start DATA SUPPLIED

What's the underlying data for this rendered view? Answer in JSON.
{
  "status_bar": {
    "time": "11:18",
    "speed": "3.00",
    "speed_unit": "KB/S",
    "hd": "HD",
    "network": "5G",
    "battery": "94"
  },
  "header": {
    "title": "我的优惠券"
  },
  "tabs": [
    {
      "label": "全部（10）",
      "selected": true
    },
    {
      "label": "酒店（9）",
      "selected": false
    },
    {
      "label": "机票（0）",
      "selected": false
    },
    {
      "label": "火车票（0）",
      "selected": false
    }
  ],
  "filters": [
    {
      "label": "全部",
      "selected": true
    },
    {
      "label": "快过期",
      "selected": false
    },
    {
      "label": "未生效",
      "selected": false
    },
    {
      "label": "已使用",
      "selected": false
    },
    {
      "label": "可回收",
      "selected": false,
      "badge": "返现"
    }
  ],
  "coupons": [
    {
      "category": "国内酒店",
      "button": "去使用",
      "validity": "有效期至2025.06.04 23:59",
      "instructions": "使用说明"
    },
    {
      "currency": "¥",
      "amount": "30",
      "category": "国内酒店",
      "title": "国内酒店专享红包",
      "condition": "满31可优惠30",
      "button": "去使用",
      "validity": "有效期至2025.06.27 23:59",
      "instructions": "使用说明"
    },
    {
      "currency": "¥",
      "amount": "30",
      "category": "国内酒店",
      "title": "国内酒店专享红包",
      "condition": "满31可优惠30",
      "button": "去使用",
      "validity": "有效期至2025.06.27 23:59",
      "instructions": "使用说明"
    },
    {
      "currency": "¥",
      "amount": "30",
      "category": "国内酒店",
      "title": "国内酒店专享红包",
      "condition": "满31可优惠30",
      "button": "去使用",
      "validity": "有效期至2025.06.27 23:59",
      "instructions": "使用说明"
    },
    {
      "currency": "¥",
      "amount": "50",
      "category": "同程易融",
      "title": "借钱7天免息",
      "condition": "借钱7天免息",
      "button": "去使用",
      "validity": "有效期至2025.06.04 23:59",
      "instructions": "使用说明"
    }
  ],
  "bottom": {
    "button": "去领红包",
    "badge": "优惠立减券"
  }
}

end DATA SUPPLIED

WHAT YOU SHOULD DO:
Repeat the records above exactly.

RESULT OF THE TASK:
What's the underlying data for this rendered view? Answer in JSON.
{
  "status_bar": {
    "time": "11:18",
    "speed": "3.00",
    "speed_unit": "KB/S",
    "hd": "HD",
    "network": "5G",
    "battery": "94"
  },
  "header": {
    "title": "我的优惠券"
  },
  "tabs": [
    {
      "label": "全部（10）",
      "selected": true
    },
    {
      "label": "酒店（9）",
      "selected": false
    },
    {
      "label": "机票（0）",
      "selected": false
    },
    {
      "label": "火车票（0）",
      "selected": false
    }
  ],
  "filters": [
    {
      "label": "全部",
      "selected": true
    },
    {
      "label": "快过期",
      "selected": false
    },
    {
      "label": "未生效",
      "selected": false
    },
    {
      "label": "已使用",
      "selected": false
    },
    {
      "label": "可回收",
      "selected": false,
      "badge": "返现"
    }
  ],
  "coupons": [
    {
      "category": "国内酒店",
      "button": "去使用",
      "validity": "有效期至2025.06.04 23:59",
      "instructions": "使用说明"
    },
    {
      "currency": "¥",
      "amount": "30",
      "category": "国内酒店",
      "title": "国内酒店专享红包",
      "condition": "满31可优惠30",
      "button": "去使用",
      "validity": "有效期至2025.06.27 23:59",
      "instructions": "使用说明"
    },
    {
      "currency": "¥",
      "amount": "30",
      "category": "国内酒店",
      "title": "国内酒店专享红包",
      "condition": "满31可优惠30",
      "button": "去使用",
      "validity": "有效期至2025.06.27 23:59",
      "instructions": "使用说明"
    },
    {
      "currency": "¥",
      "amount": "30",
      "category": "国内酒店",
      "title": "国内酒店专享红包",
      "condition": "满31可优惠30",
      "button": "去使用",
      "validity": "有效期至2025.06.27 23:59",
      "instructions": "使用说明"
    },
    {
      "currency": "¥",
      "amount": "50",
      "category": "同程易融",
      "title": "借钱7天免息",
      "condition": "借钱7天免息",
      "button": "去使用",
      "validity": "有效期至2025.06.04 23:59",
      "instructions": "使用说明"
    }
  ],
  "bottom": {
    "button": "去领红包",
    "badge": "优惠立减券"
  }
}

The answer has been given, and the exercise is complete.